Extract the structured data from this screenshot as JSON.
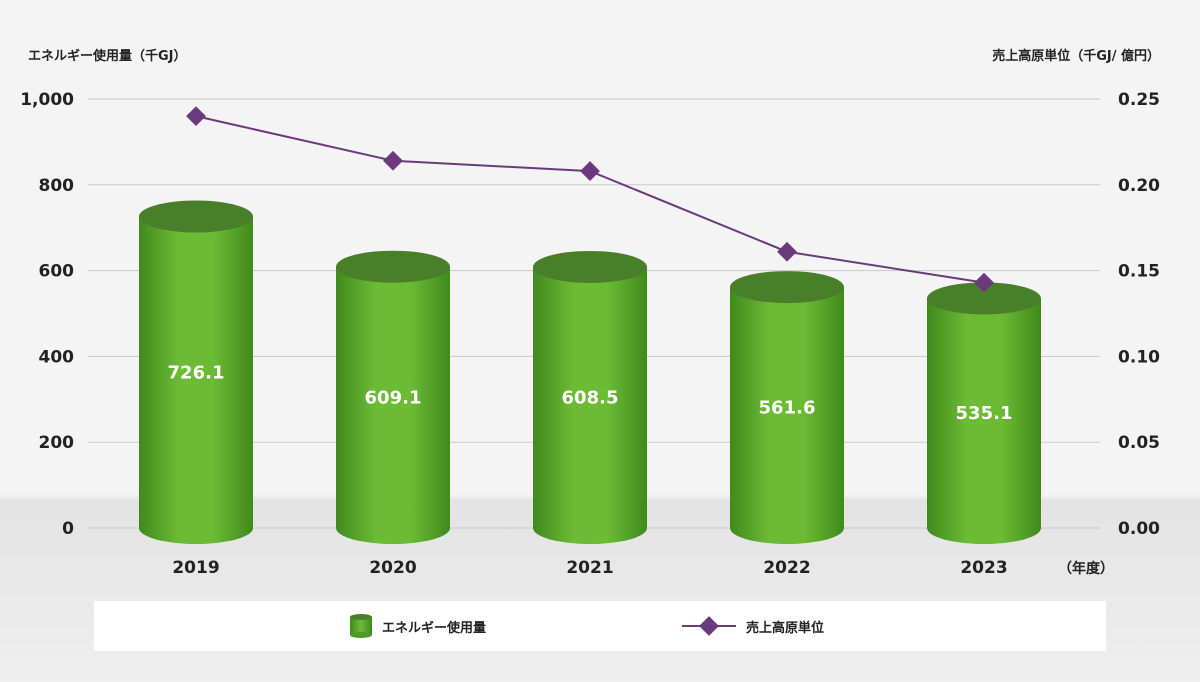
{
  "chart_data": {
    "type": "bar",
    "categories": [
      "2019",
      "2020",
      "2021",
      "2022",
      "2023"
    ],
    "x_unit_label": "（年度）",
    "series": [
      {
        "name": "エネルギー使用量",
        "type": "bar",
        "axis": "left",
        "values": [
          726.1,
          609.1,
          608.5,
          561.6,
          535.1
        ],
        "color": "#5fae2e"
      },
      {
        "name": "売上高原単位",
        "type": "line",
        "axis": "right",
        "values": [
          0.24,
          0.214,
          0.208,
          0.161,
          0.143
        ],
        "color": "#6b3a7d"
      }
    ],
    "left_axis": {
      "label": "エネルギー使用量（千GJ）",
      "ylim": [
        0,
        1000
      ],
      "ticks": [
        "0",
        "200",
        "400",
        "600",
        "800",
        "1,000"
      ]
    },
    "right_axis": {
      "label": "売上高原単位（千GJ/ 億円）",
      "ylim": [
        0,
        0.25
      ],
      "ticks": [
        "0.00",
        "0.05",
        "0.10",
        "0.15",
        "0.20",
        "0.25"
      ]
    },
    "grid": true,
    "legend_position": "bottom"
  }
}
────────
_Task prompt_
The entries above should be reproduced exactly, without their pictures.

_Problem solution_
Extract the structured data from this screenshot as JSON.
{
  "chart_data": {
    "type": "bar",
    "categories": [
      "2019",
      "2020",
      "2021",
      "2022",
      "2023"
    ],
    "x_unit_label": "（年度）",
    "series": [
      {
        "name": "エネルギー使用量",
        "type": "bar",
        "axis": "left",
        "values": [
          726.1,
          609.1,
          608.5,
          561.6,
          535.1
        ],
        "color": "#5fae2e"
      },
      {
        "name": "売上高原単位",
        "type": "line",
        "axis": "right",
        "values": [
          0.24,
          0.214,
          0.208,
          0.161,
          0.143
        ],
        "color": "#6b3a7d"
      }
    ],
    "left_axis": {
      "label": "エネルギー使用量（千GJ）",
      "ylim": [
        0,
        1000
      ],
      "ticks": [
        "0",
        "200",
        "400",
        "600",
        "800",
        "1,000"
      ]
    },
    "right_axis": {
      "label": "売上高原単位（千GJ/ 億円）",
      "ylim": [
        0,
        0.25
      ],
      "ticks": [
        "0.00",
        "0.05",
        "0.10",
        "0.15",
        "0.20",
        "0.25"
      ]
    },
    "grid": true,
    "legend_position": "bottom"
  }
}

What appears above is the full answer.